_WORK TO COMPLETE_. Search the listing below for "JSON". Copy each matching line.

◆ ◆ ◆ ◆ ◆

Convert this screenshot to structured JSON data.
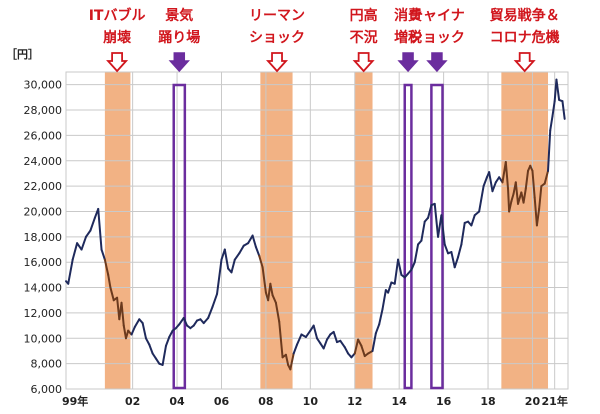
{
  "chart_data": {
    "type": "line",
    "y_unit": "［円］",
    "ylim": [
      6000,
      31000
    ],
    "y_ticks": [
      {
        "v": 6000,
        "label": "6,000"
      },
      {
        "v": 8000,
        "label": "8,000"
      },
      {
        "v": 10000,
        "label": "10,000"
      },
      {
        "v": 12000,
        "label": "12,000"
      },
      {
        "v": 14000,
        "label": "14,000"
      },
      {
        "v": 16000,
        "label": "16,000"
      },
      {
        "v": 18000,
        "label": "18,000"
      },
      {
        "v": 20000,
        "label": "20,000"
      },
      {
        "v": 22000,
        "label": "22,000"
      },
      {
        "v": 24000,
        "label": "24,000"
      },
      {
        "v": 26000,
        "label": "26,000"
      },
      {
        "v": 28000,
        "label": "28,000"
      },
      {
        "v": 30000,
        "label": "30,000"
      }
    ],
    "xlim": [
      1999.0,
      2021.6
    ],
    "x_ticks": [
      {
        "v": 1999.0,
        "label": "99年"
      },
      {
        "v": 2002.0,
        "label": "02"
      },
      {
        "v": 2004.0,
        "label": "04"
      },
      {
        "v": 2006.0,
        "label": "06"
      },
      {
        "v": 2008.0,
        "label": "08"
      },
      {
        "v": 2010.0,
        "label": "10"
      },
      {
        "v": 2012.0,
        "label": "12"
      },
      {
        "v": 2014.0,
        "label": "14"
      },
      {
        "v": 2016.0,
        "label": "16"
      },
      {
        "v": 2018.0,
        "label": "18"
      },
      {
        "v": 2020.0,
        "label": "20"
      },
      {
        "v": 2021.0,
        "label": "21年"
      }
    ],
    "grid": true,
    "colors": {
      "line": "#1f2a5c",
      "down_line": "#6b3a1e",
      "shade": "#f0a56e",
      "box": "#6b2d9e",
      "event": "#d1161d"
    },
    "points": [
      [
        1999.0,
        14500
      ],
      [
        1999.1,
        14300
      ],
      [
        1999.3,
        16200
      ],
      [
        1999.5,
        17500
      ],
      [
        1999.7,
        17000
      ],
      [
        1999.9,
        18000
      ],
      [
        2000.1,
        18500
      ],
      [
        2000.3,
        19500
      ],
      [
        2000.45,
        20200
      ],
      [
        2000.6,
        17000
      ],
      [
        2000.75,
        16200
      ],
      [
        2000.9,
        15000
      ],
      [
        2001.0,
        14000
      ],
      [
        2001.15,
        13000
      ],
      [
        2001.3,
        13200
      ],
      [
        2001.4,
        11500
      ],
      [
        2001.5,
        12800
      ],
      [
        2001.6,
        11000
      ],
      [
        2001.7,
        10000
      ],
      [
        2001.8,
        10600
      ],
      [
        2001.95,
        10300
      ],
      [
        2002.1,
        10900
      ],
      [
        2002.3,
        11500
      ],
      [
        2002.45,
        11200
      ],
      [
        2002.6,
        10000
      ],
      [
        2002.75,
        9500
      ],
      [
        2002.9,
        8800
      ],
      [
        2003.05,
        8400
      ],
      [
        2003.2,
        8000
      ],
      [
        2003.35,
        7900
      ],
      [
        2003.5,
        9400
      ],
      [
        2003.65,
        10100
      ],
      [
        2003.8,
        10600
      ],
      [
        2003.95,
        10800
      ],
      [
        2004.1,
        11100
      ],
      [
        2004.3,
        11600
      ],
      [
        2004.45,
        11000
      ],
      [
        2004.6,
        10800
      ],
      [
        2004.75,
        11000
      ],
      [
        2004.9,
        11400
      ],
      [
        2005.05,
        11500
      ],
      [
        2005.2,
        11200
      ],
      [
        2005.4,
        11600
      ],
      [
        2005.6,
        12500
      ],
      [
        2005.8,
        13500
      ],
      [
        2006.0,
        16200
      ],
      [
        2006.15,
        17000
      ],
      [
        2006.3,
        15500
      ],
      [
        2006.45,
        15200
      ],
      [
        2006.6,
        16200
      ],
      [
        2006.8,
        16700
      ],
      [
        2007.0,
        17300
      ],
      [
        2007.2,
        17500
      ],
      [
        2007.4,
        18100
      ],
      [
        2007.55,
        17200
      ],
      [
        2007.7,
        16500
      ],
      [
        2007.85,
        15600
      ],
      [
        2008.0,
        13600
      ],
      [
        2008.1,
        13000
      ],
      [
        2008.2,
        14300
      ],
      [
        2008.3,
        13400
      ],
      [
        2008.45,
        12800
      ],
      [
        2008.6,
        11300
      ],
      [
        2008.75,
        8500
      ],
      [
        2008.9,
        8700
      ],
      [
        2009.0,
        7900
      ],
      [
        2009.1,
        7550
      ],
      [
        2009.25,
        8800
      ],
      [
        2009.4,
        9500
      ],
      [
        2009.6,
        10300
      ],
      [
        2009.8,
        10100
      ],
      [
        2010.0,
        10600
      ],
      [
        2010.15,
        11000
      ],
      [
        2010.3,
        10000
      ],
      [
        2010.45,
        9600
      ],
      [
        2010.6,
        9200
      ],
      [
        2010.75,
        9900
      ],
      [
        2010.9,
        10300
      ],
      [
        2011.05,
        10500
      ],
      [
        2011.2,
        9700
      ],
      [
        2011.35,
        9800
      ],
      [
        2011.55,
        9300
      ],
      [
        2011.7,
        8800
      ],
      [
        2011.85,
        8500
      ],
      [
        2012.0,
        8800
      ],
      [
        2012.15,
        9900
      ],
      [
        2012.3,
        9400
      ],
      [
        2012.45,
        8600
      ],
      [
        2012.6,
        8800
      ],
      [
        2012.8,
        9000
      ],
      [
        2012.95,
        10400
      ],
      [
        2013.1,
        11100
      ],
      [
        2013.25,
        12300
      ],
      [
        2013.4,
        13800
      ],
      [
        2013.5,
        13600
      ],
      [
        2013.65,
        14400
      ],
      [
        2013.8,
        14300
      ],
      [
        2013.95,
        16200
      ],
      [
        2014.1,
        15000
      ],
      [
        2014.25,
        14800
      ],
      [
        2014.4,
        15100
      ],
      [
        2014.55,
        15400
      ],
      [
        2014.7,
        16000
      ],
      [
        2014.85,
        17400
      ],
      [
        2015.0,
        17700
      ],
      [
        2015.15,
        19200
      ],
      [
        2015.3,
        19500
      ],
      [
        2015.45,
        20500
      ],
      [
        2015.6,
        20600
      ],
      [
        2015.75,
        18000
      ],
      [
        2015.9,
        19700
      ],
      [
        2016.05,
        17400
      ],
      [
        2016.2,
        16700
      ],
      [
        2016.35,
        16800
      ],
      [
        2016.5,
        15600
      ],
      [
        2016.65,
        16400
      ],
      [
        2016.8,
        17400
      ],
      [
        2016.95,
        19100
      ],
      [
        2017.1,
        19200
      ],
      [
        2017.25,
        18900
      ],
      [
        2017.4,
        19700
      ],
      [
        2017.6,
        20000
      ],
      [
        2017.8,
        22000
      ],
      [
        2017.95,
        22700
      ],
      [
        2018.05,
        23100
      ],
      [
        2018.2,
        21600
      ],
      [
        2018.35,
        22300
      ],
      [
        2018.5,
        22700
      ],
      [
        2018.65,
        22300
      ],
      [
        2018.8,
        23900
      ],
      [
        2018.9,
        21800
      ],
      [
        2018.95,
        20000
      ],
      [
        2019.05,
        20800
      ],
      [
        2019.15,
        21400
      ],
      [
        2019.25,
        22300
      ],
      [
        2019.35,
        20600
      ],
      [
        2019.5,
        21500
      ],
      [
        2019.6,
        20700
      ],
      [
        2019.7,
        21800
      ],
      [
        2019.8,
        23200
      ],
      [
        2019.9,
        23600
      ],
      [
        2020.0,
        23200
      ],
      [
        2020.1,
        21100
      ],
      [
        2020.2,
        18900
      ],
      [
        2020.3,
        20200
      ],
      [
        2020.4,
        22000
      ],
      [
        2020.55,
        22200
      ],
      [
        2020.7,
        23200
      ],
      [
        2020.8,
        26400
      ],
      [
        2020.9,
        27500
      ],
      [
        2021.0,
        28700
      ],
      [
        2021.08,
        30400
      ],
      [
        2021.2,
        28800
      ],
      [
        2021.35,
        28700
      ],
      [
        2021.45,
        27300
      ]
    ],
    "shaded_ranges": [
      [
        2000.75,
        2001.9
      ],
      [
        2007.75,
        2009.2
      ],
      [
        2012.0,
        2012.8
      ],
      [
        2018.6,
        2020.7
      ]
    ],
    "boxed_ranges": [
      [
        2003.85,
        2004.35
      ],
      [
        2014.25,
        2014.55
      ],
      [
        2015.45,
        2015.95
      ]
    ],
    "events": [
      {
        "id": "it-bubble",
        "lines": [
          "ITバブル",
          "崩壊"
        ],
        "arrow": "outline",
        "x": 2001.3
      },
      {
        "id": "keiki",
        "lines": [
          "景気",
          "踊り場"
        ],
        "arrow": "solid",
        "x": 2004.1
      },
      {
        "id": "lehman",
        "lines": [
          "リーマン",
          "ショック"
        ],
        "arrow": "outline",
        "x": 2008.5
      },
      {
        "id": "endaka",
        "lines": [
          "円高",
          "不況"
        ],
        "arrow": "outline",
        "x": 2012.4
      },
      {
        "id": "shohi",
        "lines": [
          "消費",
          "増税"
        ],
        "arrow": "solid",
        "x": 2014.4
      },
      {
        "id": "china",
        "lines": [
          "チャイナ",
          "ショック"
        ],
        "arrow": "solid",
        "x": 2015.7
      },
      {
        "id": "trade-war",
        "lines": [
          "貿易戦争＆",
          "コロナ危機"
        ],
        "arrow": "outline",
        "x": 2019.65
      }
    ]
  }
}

◆ ◆ ◆ ◆ ◆

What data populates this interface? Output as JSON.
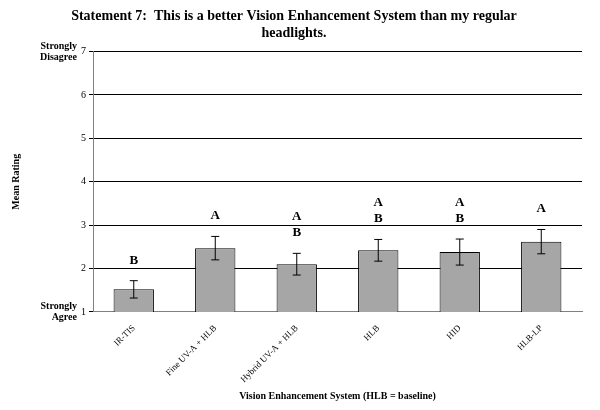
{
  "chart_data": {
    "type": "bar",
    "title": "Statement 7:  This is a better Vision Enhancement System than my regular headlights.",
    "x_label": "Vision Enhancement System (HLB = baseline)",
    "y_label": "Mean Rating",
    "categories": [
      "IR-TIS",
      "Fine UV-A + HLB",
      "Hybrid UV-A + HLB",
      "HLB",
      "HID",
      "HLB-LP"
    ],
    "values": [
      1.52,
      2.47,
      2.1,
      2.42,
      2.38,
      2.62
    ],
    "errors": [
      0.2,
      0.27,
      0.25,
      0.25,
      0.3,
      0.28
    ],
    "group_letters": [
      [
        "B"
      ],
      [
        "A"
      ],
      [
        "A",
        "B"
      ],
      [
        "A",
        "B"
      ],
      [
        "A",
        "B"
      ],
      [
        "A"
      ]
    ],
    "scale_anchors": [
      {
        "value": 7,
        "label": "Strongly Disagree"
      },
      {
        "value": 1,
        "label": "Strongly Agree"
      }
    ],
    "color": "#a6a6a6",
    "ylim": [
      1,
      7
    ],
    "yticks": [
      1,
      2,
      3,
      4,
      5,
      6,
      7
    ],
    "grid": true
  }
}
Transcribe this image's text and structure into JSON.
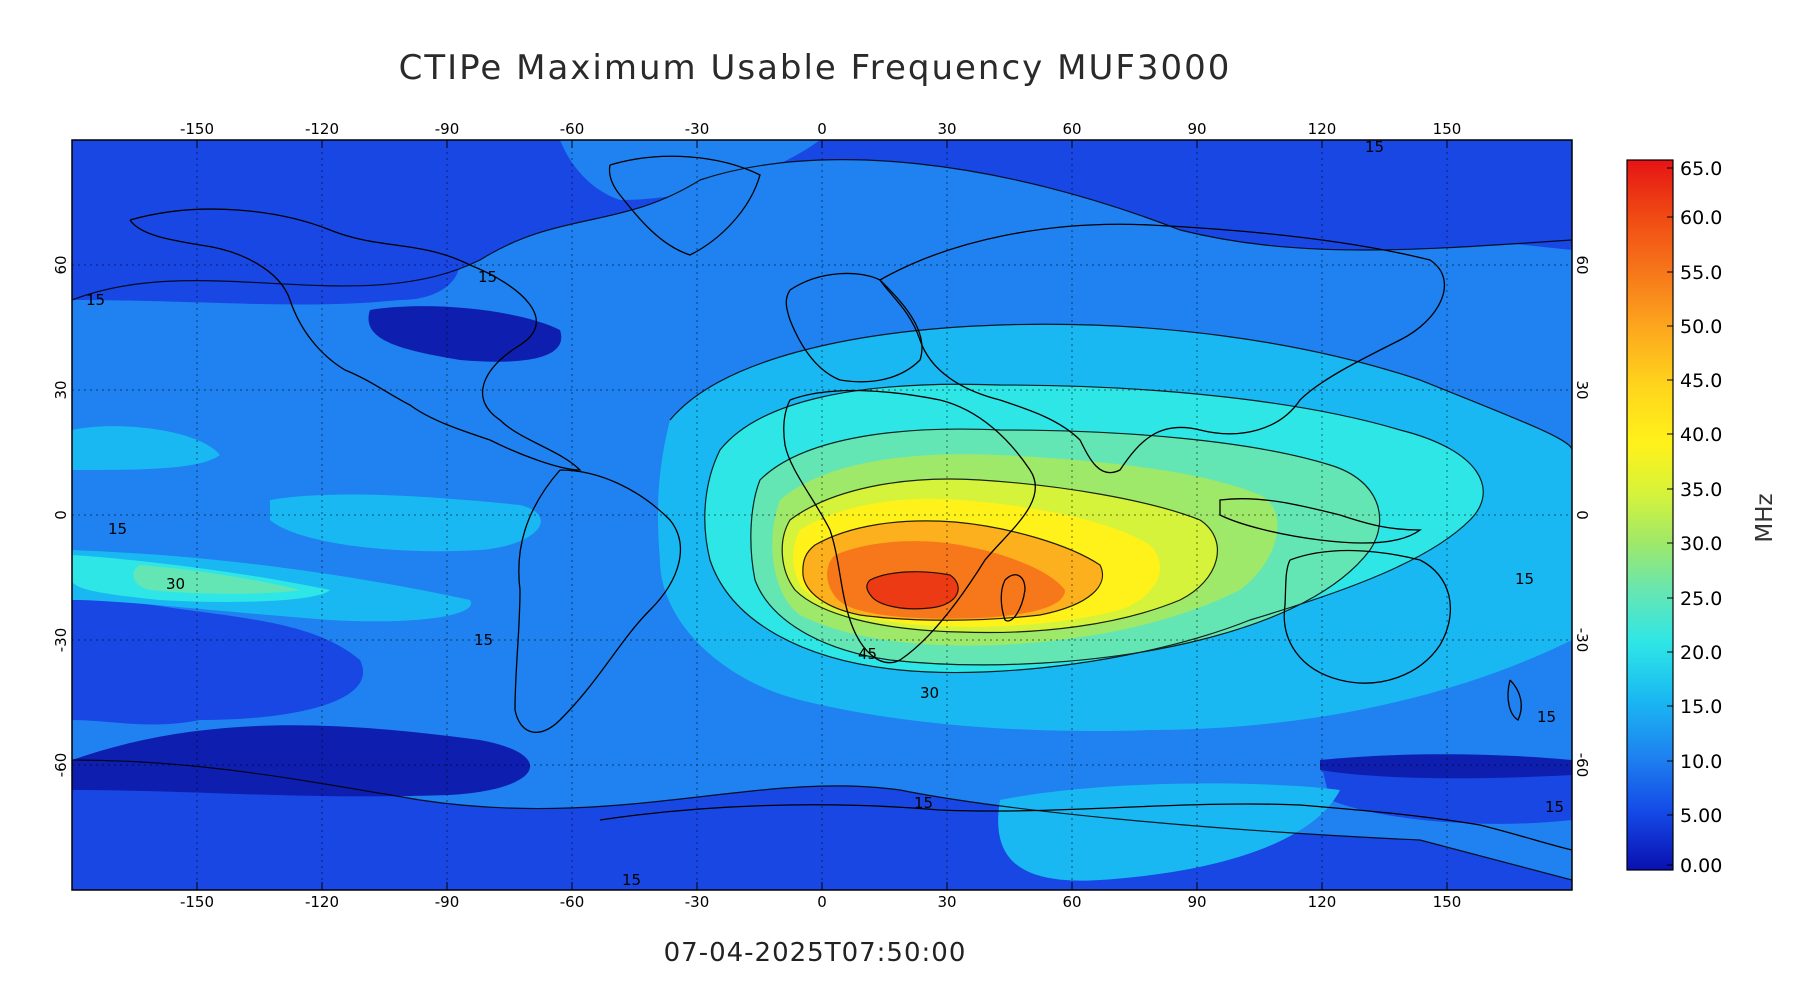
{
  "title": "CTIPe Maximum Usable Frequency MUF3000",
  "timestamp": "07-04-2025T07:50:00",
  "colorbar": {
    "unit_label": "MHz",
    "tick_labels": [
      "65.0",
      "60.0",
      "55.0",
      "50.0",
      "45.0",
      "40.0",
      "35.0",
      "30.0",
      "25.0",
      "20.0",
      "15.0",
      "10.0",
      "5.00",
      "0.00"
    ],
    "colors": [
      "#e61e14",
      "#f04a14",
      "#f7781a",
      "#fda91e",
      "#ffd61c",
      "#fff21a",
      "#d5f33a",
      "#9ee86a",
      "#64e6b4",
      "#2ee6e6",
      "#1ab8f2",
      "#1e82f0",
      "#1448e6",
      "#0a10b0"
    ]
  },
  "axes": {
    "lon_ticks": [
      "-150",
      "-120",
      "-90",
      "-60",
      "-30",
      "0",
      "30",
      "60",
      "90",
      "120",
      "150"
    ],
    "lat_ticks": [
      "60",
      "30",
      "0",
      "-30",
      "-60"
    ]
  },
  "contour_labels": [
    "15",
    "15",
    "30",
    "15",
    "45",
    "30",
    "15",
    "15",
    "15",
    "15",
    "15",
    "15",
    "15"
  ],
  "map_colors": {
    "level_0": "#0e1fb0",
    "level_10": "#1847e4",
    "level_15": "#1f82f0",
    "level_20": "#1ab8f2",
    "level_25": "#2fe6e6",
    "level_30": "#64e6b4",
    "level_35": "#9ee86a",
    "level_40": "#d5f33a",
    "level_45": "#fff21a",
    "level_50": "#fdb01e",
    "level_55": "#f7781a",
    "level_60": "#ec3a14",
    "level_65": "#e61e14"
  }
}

◆ ◆ ◆ ◆ ◆

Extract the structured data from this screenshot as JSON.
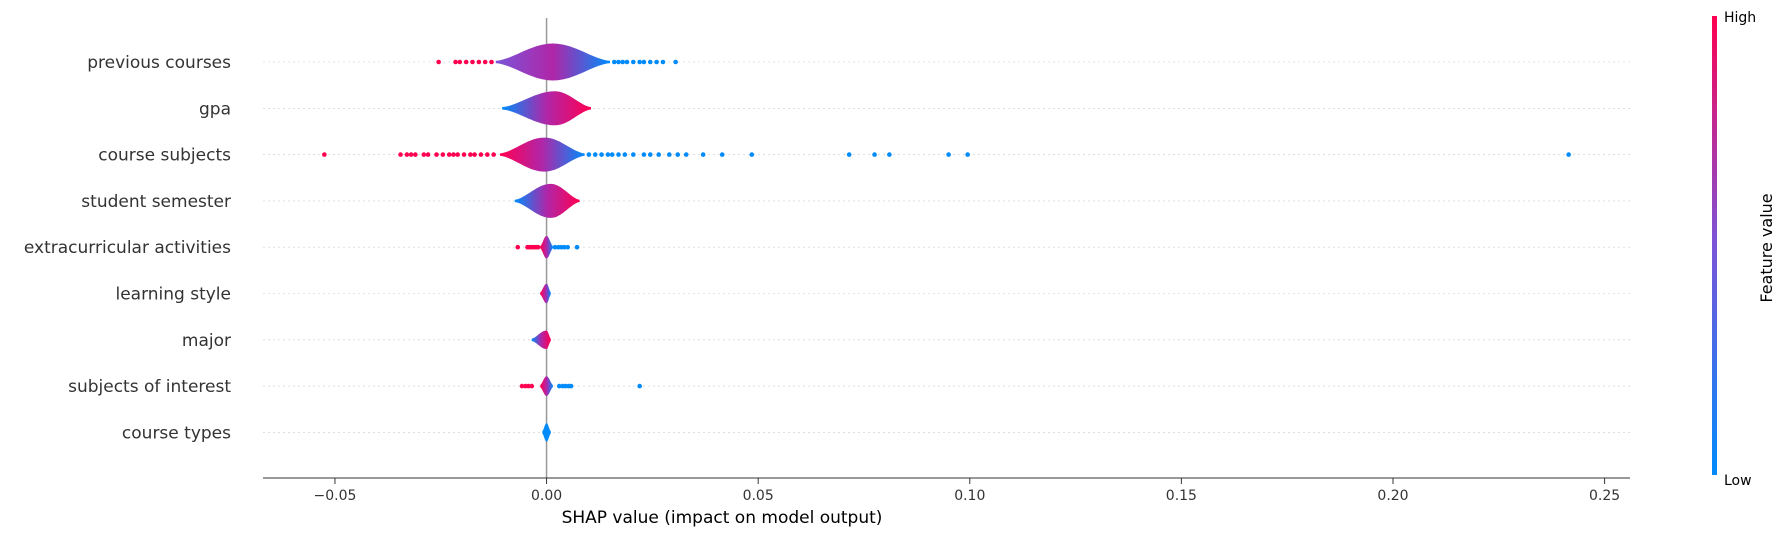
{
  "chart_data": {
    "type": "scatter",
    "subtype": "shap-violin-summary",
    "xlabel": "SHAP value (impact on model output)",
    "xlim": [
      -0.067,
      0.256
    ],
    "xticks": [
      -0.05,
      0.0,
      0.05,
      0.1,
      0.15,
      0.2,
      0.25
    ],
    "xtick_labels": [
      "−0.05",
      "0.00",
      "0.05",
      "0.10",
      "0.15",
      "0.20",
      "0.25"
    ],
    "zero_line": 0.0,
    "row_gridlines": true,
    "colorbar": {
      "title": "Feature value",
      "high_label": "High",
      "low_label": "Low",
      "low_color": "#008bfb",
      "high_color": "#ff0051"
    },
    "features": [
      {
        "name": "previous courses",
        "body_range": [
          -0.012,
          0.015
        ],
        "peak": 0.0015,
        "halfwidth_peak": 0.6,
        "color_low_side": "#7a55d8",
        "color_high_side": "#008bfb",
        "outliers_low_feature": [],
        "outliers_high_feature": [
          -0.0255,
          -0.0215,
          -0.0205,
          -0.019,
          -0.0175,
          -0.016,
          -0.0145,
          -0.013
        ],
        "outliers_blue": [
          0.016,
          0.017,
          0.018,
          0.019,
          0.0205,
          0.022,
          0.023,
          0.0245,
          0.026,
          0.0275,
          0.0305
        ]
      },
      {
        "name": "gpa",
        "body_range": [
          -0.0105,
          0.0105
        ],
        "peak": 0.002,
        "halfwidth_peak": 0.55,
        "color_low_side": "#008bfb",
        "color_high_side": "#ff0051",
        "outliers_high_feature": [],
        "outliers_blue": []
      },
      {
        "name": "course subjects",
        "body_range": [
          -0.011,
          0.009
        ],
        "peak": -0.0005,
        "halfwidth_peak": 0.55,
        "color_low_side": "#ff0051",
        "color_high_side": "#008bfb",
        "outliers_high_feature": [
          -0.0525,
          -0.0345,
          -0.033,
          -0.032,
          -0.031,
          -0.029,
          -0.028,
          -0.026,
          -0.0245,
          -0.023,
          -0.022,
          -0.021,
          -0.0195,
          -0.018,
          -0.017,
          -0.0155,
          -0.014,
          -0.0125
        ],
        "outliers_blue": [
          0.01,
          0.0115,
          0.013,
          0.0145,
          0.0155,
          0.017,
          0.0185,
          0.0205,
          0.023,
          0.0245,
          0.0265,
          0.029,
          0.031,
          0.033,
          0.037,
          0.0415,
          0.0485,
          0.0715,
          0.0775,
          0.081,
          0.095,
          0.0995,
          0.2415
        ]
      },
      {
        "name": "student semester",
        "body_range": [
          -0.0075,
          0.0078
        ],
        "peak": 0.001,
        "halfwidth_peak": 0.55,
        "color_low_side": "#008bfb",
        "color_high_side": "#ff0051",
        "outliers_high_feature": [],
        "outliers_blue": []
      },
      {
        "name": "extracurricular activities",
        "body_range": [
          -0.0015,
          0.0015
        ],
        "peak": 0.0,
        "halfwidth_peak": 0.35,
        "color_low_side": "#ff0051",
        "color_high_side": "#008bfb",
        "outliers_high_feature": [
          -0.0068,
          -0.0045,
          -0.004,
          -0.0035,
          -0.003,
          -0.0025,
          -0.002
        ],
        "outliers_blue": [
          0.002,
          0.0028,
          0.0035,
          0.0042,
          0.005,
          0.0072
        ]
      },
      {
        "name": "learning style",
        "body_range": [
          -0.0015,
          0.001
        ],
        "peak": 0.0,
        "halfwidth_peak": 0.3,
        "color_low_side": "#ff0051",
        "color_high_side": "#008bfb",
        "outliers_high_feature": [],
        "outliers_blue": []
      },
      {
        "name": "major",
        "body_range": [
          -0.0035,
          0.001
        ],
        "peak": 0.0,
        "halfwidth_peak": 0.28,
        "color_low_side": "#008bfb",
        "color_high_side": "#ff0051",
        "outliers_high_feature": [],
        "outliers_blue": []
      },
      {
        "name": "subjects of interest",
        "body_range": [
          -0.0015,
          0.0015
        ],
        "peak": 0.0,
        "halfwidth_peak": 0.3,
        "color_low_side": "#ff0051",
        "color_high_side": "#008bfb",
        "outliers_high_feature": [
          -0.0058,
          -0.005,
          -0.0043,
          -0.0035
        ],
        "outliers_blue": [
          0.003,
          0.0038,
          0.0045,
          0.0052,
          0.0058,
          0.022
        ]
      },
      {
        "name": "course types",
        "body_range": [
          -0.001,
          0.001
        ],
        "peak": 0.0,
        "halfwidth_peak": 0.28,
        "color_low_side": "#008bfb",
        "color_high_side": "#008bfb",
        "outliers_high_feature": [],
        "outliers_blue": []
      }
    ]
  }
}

◆ ◆ ◆ ◆ ◆

_WORKED ANSWER_.
Convert this screenshot to structured JSON data.
What data populates this interface? Output as JSON.
Transcribe this image's text and structure into JSON.
Extract the structured data from this screenshot as JSON.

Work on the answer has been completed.